*Problem to solve*. Repeat every line exactly, keeping the pictures out of the copy.

*Information given*.
____________________

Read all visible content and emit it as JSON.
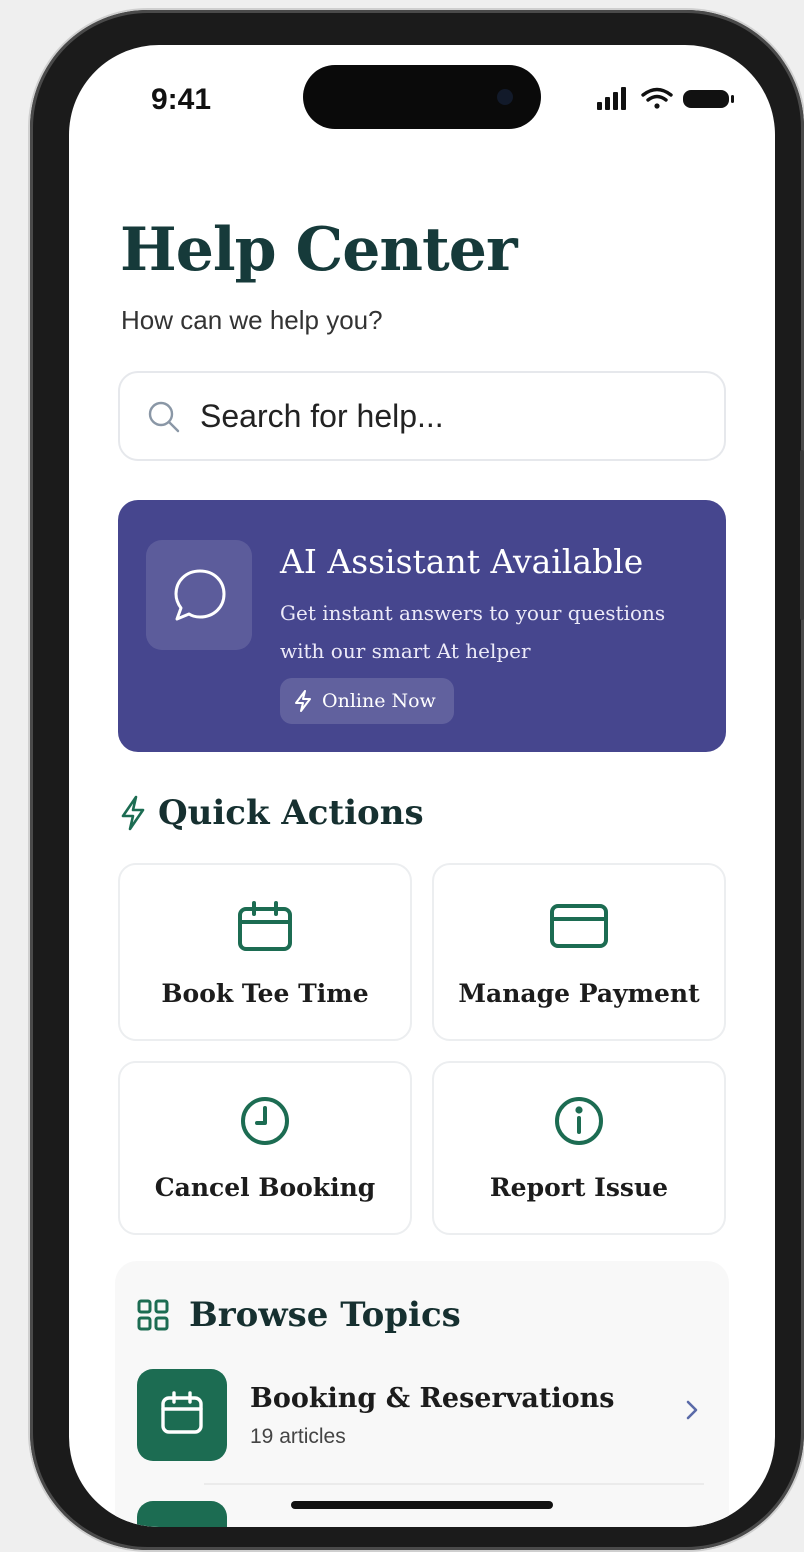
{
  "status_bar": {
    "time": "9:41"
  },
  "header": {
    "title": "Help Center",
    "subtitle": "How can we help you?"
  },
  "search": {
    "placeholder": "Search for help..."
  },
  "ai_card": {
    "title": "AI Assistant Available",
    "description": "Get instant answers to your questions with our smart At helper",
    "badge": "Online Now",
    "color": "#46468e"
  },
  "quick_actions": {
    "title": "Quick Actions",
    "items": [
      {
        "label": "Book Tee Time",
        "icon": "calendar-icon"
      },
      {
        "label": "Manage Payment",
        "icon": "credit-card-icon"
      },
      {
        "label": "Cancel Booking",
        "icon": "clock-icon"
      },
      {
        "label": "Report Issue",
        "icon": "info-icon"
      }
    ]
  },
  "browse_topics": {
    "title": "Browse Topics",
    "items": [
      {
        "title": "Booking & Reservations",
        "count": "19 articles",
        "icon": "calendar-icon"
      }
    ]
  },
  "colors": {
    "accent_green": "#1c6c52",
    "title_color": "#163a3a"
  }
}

____________________

*Complete answer*.
Read all visible content and emit it as JSON.
{
  "status_bar": {
    "time": "9:41"
  },
  "header": {
    "title": "Help Center",
    "subtitle": "How can we help you?"
  },
  "search": {
    "placeholder": "Search for help..."
  },
  "ai_card": {
    "title": "AI Assistant Available",
    "description": "Get instant answers to your questions with our smart At helper",
    "badge": "Online Now",
    "color": "#46468e"
  },
  "quick_actions": {
    "title": "Quick Actions",
    "items": [
      {
        "label": "Book Tee Time",
        "icon": "calendar-icon"
      },
      {
        "label": "Manage Payment",
        "icon": "credit-card-icon"
      },
      {
        "label": "Cancel Booking",
        "icon": "clock-icon"
      },
      {
        "label": "Report Issue",
        "icon": "info-icon"
      }
    ]
  },
  "browse_topics": {
    "title": "Browse Topics",
    "items": [
      {
        "title": "Booking & Reservations",
        "count": "19 articles",
        "icon": "calendar-icon"
      }
    ]
  },
  "colors": {
    "accent_green": "#1c6c52",
    "title_color": "#163a3a"
  }
}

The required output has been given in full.